What is asked:
Gather the lines that hold the string "legend".

============================================================

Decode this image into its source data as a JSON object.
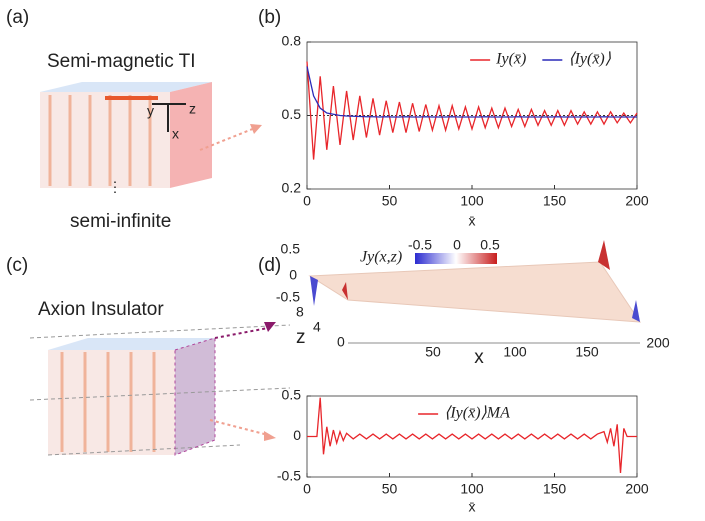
{
  "panels": {
    "a": {
      "label": "(a)",
      "title": "Semi-magnetic TI",
      "axes": [
        "y",
        "z",
        "x"
      ],
      "ellipsis": "⋮",
      "caption": "semi-infinite"
    },
    "b": {
      "label": "(b)"
    },
    "c": {
      "label": "(c)",
      "title": "Axion Insulator"
    },
    "d": {
      "label": "(d)",
      "surface": {
        "title": "Jy(x,z)",
        "colorbar_ticks": [
          -0.5,
          0,
          0.5
        ],
        "zticks": [
          -0.5,
          0,
          0.5
        ],
        "yticks": [
          0,
          4,
          8
        ],
        "y_label": "z",
        "xticks": [
          50,
          100,
          150,
          200
        ],
        "x_label": "x"
      }
    }
  },
  "chart_data": [
    {
      "type": "line",
      "x_label": "x̄",
      "legend": "upper right",
      "x": [
        0,
        4,
        8,
        12,
        16,
        20,
        24,
        28,
        32,
        36,
        40,
        44,
        48,
        52,
        56,
        60,
        64,
        68,
        72,
        76,
        80,
        84,
        88,
        92,
        96,
        100,
        104,
        108,
        112,
        116,
        120,
        124,
        128,
        132,
        136,
        140,
        144,
        148,
        152,
        156,
        160,
        164,
        168,
        172,
        176,
        180,
        184,
        188,
        192,
        196,
        200
      ],
      "series": [
        {
          "name": "Iy(x̄)",
          "color": "#e8262b",
          "values": [
            0.72,
            0.32,
            0.66,
            0.36,
            0.62,
            0.38,
            0.6,
            0.4,
            0.58,
            0.41,
            0.57,
            0.42,
            0.56,
            0.43,
            0.555,
            0.43,
            0.55,
            0.435,
            0.545,
            0.44,
            0.54,
            0.44,
            0.54,
            0.445,
            0.535,
            0.445,
            0.535,
            0.45,
            0.53,
            0.45,
            0.53,
            0.455,
            0.525,
            0.455,
            0.525,
            0.46,
            0.52,
            0.46,
            0.52,
            0.46,
            0.52,
            0.465,
            0.515,
            0.465,
            0.515,
            0.465,
            0.515,
            0.47,
            0.51,
            0.47,
            0.51
          ]
        },
        {
          "name": "⟨Iy(x̄)⟩",
          "color": "#2a2ab8",
          "values": [
            0.7,
            0.58,
            0.53,
            0.51,
            0.505,
            0.5,
            0.498,
            0.497,
            0.496,
            0.495,
            0.495,
            0.494,
            0.495,
            0.494,
            0.494,
            0.495,
            0.494,
            0.494,
            0.495,
            0.494,
            0.494,
            0.494,
            0.495,
            0.494,
            0.494,
            0.494,
            0.494,
            0.495,
            0.494,
            0.494,
            0.494,
            0.494,
            0.495,
            0.494,
            0.494,
            0.494,
            0.494,
            0.494,
            0.495,
            0.494,
            0.494,
            0.494,
            0.494,
            0.494,
            0.494,
            0.495,
            0.494,
            0.494,
            0.494,
            0.494,
            0.494
          ]
        }
      ],
      "reference_line": 0.5,
      "xlim": [
        0,
        200
      ],
      "xticks": [
        0,
        50,
        100,
        150,
        200
      ],
      "ylim": [
        0.2,
        0.8
      ],
      "yticks": [
        0.2,
        0.5,
        0.8
      ]
    },
    {
      "type": "line",
      "x_label": "x̄",
      "legend": "upper center",
      "x": [
        0,
        6,
        8,
        10,
        12,
        14,
        16,
        18,
        20,
        22,
        24,
        28,
        32,
        36,
        40,
        44,
        48,
        52,
        56,
        60,
        64,
        68,
        72,
        76,
        80,
        84,
        88,
        92,
        96,
        100,
        104,
        108,
        112,
        116,
        120,
        124,
        128,
        132,
        136,
        140,
        144,
        148,
        152,
        156,
        160,
        164,
        168,
        172,
        176,
        180,
        182,
        184,
        186,
        188,
        190,
        192,
        194,
        200
      ],
      "series": [
        {
          "name": "⟨Iy(x̄)⟩MA",
          "color": "#e8262b",
          "values": [
            0,
            0,
            0.48,
            -0.22,
            0.12,
            -0.12,
            0.08,
            -0.08,
            0.06,
            -0.05,
            0.04,
            -0.03,
            0.03,
            -0.03,
            0.03,
            -0.03,
            0.03,
            -0.03,
            0.03,
            -0.03,
            0.03,
            -0.03,
            0.03,
            -0.03,
            0.03,
            -0.03,
            0.03,
            -0.03,
            0.03,
            -0.03,
            0.03,
            -0.03,
            0.03,
            -0.03,
            0.03,
            -0.03,
            0.03,
            -0.03,
            0.03,
            -0.03,
            0.03,
            -0.03,
            0.03,
            -0.03,
            0.03,
            -0.03,
            0.03,
            -0.03,
            0.03,
            0.06,
            -0.07,
            0.1,
            -0.12,
            0.15,
            -0.45,
            0.1,
            0,
            0
          ]
        }
      ],
      "xlim": [
        0,
        200
      ],
      "xticks": [
        0,
        50,
        100,
        150,
        200
      ],
      "ylim": [
        -0.5,
        0.5
      ],
      "yticks": [
        -0.5,
        0,
        0.5
      ]
    }
  ]
}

============================================================

Expected answer:
      "legend": "upper right",
      "legend": "upper center",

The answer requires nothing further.